**Work to do**
Reproduce verbatim every line of the records from the line containing "- x-tick-label: −4: [107, 387, 125, 401]" through the last line of the records, including both ends.

--- start Dataset records ---

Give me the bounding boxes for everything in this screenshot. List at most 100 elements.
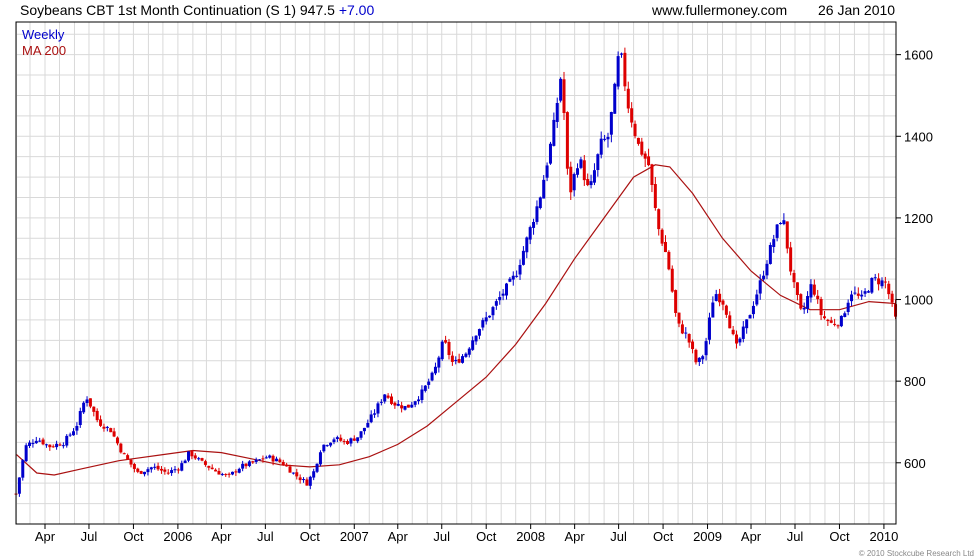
- candle-body: [187, 451, 191, 461]
- y-tick-label: 1000: [904, 293, 933, 308]
- site-label[interactable]: www.fullermoney.com: [652, 2, 788, 18]
- candle-body: [785, 221, 789, 249]
- x-tick-label: Apr: [741, 529, 762, 544]
- candle-body: [291, 472, 295, 474]
- candle-body: [562, 79, 566, 114]
- candle-body: [667, 251, 671, 270]
- candle-body: [498, 297, 502, 301]
- candle-body: [724, 305, 728, 315]
- candle-body: [559, 78, 563, 101]
- candle-body: [163, 469, 167, 472]
- candle-body: [714, 294, 718, 301]
- candle-body: [102, 426, 106, 429]
- candle-body: [325, 445, 329, 447]
- candle-body: [802, 307, 806, 310]
- candle-body: [261, 458, 265, 460]
- candle-body: [704, 341, 708, 356]
- candle-body: [285, 464, 289, 467]
- candle-body: [613, 83, 617, 114]
- candle-body: [643, 153, 647, 159]
- candle-body: [751, 305, 755, 315]
- candle-body: [758, 280, 762, 294]
- candle-body: [173, 469, 177, 471]
- candle-body: [620, 53, 624, 55]
- candle-body: [603, 138, 607, 140]
- candle-body: [200, 458, 204, 461]
- candle-body: [410, 404, 414, 408]
- candle-body: [481, 320, 485, 328]
- candle-body: [555, 102, 559, 122]
- candle-body: [274, 458, 278, 462]
- candle-body: [450, 355, 454, 362]
- candle-body: [72, 431, 76, 436]
- candle-body: [565, 112, 569, 169]
- candle-body: [728, 315, 732, 329]
- candle-body: [461, 356, 465, 363]
- candle-body: [132, 464, 136, 469]
- candle-body: [677, 312, 681, 324]
- candle-body: [342, 440, 346, 442]
- candle-body: [247, 461, 251, 466]
- candle-body: [745, 319, 749, 329]
- x-tick-label: Oct: [653, 529, 674, 544]
- candle-body: [78, 411, 82, 426]
- candle-body: [697, 357, 701, 362]
- candle-body: [680, 324, 684, 334]
- candle-body: [149, 467, 153, 470]
- candle-body: [792, 272, 796, 283]
- x-tick-label: Jul: [81, 529, 98, 544]
- candle-body: [322, 444, 326, 452]
- candle-body: [237, 468, 241, 473]
- candle-body: [592, 170, 596, 183]
- candle-body: [281, 461, 285, 466]
- candle-body: [129, 459, 133, 465]
- candle-body: [159, 468, 163, 471]
- ma-200-path: [16, 164, 897, 476]
- candle-body: [386, 395, 390, 398]
- candle-body: [762, 275, 766, 280]
- candle-body: [765, 263, 769, 276]
- candle-body: [227, 473, 231, 475]
- candle-body: [99, 419, 103, 426]
- candle-body: [579, 159, 583, 168]
- candle-body: [853, 292, 857, 294]
- candle-body: [806, 296, 810, 309]
- candle-body: [633, 123, 637, 137]
- candle-body: [75, 425, 79, 431]
- candle-body: [82, 402, 86, 413]
- candle-body: [504, 283, 508, 296]
- candle-body: [691, 341, 695, 350]
- candle-body: [58, 444, 62, 446]
- candle-body: [582, 160, 586, 181]
- candle-body: [511, 275, 515, 280]
- candle-body: [596, 154, 600, 171]
- candle-body: [61, 445, 65, 447]
- candle-body: [423, 385, 427, 391]
- candle-body: [278, 459, 282, 462]
- candle-body: [389, 396, 393, 404]
- candle-body: [315, 463, 319, 472]
- candle-body: [217, 470, 221, 475]
- y-tick-label: 1200: [904, 211, 933, 226]
- candle-body: [474, 335, 478, 342]
- candle-body: [339, 437, 343, 441]
- candle-body: [870, 278, 874, 293]
- candle-body: [376, 403, 380, 414]
- candle-body: [447, 341, 451, 356]
- candle-body: [532, 221, 536, 228]
- candle-body: [17, 477, 21, 494]
- candle-body: [768, 244, 772, 264]
- candle-body: [866, 291, 870, 293]
- candle-body: [420, 389, 424, 401]
- candle-body: [836, 325, 840, 327]
- candle-body: [772, 239, 776, 248]
- y-axis: 600 800 1000 1200 1400 1600: [896, 48, 933, 471]
- candle-body: [146, 469, 150, 473]
- candle-body: [819, 299, 823, 316]
- candle-body: [701, 356, 705, 360]
- candle-body: [782, 220, 786, 225]
- candle-body: [119, 443, 123, 453]
- candle-body: [180, 463, 184, 471]
- candle-body: [640, 141, 644, 155]
- candle-body: [538, 197, 542, 209]
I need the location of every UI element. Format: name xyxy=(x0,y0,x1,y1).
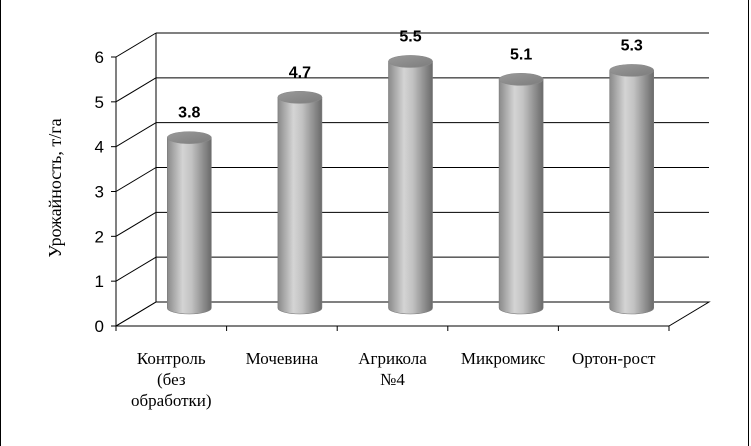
bar-5 xyxy=(609,64,655,315)
bar-top xyxy=(498,73,544,86)
x-category-label: Контроль (без обработки) xyxy=(131,349,212,410)
bar-1 xyxy=(167,131,212,315)
side-gridline xyxy=(115,211,157,237)
x-category-label-line: обработки) xyxy=(131,391,212,410)
x-category-label-line: Микромикс xyxy=(461,349,546,368)
x-category-label: Агрикола №4 xyxy=(358,349,427,389)
bar-body xyxy=(498,79,544,315)
data-label: 5.5 xyxy=(399,28,421,45)
x-category-label-line: Контроль xyxy=(137,349,206,368)
side-gridline xyxy=(115,256,157,282)
bar-body xyxy=(167,137,212,315)
x-category-label-line: Ортон-рост xyxy=(572,349,656,368)
side-gridline xyxy=(115,32,157,58)
bar-4 xyxy=(498,73,544,315)
data-label: 4.7 xyxy=(289,64,311,81)
y-tick-label: 4 xyxy=(95,138,104,157)
bar-top xyxy=(388,55,433,68)
data-label: 5.3 xyxy=(621,37,643,54)
bar-3 xyxy=(388,55,433,315)
y-axis-label: Урожайность, т/га xyxy=(45,118,65,257)
bar-top xyxy=(609,64,655,77)
bar-top xyxy=(167,131,212,144)
labels: 3.8 Контроль (без обработки) 4.7 Мочевина 5.5 А… xyxy=(131,28,656,410)
x-category-label-line: Агрикола xyxy=(358,349,427,368)
x-category-label-line: (без xyxy=(157,370,186,389)
data-label: 3.8 xyxy=(178,105,200,122)
y-tick-label: 6 xyxy=(95,48,104,67)
x-category-label: Микромикс xyxy=(461,349,546,368)
bars xyxy=(167,55,655,315)
bar-body xyxy=(388,61,433,315)
y-tick-label: 0 xyxy=(95,317,104,336)
axes: 0 1 2 3 4 5 6 xyxy=(95,48,670,336)
x-category-label-line: №4 xyxy=(380,370,405,389)
bar-body xyxy=(609,70,654,315)
data-label: 5.1 xyxy=(510,46,532,63)
bar-top xyxy=(277,90,323,104)
y-tick-label: 5 xyxy=(95,93,104,112)
side-gridline xyxy=(115,122,157,148)
side-gridline xyxy=(115,77,157,103)
bar-body xyxy=(277,96,323,315)
y-tick-label: 2 xyxy=(95,227,104,246)
floor xyxy=(114,301,711,327)
bar-2 xyxy=(277,90,323,315)
y-tick-label: 3 xyxy=(95,183,104,202)
x-category-label: Ортон-рост xyxy=(572,349,656,368)
y-tick-label: 1 xyxy=(95,272,104,291)
x-category-label-line: Мочевина xyxy=(246,349,319,368)
x-category-label: Мочевина xyxy=(246,349,319,368)
side-gridline xyxy=(115,167,157,192)
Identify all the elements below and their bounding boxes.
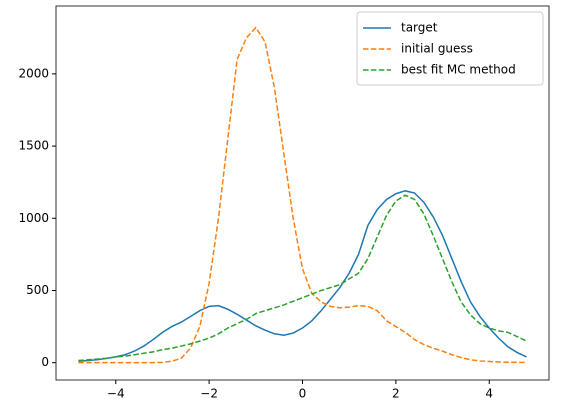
- x-tick-label: −4: [107, 387, 125, 401]
- axes-frame: [55, 5, 550, 381]
- x-tick-label: 0: [299, 387, 307, 401]
- y-tick-label: 2000: [18, 66, 49, 80]
- series-line: [78, 26, 527, 364]
- legend-box: [356, 11, 544, 86]
- x-tick-label: −2: [200, 387, 218, 401]
- legend-label: target: [401, 21, 438, 35]
- y-tick-label: 500: [26, 283, 49, 297]
- y-tick-label: 1500: [18, 139, 49, 153]
- series-line: [78, 190, 527, 362]
- x-tick-label: 4: [485, 387, 493, 401]
- legend-label: initial guess: [401, 42, 473, 56]
- legend-label: best fit MC method: [401, 63, 516, 77]
- x-tick-label: 2: [392, 387, 400, 401]
- y-tick-label: 0: [41, 355, 49, 369]
- series-line: [78, 194, 527, 362]
- y-tick-label: 1000: [18, 211, 49, 225]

--- end Dataset records ---

**Response to the exercise**
- x-tick-label: −4: [107, 387, 125, 401]
- axes-frame: [55, 5, 550, 381]
- x-tick-label: 0: [299, 387, 307, 401]
- y-tick-label: 2000: [18, 66, 49, 80]
- series-line: [78, 26, 527, 364]
- legend-box: [356, 11, 544, 86]
- x-tick-label: −2: [200, 387, 218, 401]
- legend-label: target: [401, 21, 438, 35]
- y-tick-label: 500: [26, 283, 49, 297]
- y-tick-label: 1500: [18, 139, 49, 153]
- series-line: [78, 190, 527, 362]
- x-tick-label: 4: [485, 387, 493, 401]
- legend-label: initial guess: [401, 42, 473, 56]
- legend-label: best fit MC method: [401, 63, 516, 77]
- x-tick-label: 2: [392, 387, 400, 401]
- y-tick-label: 0: [41, 355, 49, 369]
- series-line: [78, 194, 527, 362]
- y-tick-label: 1000: [18, 211, 49, 225]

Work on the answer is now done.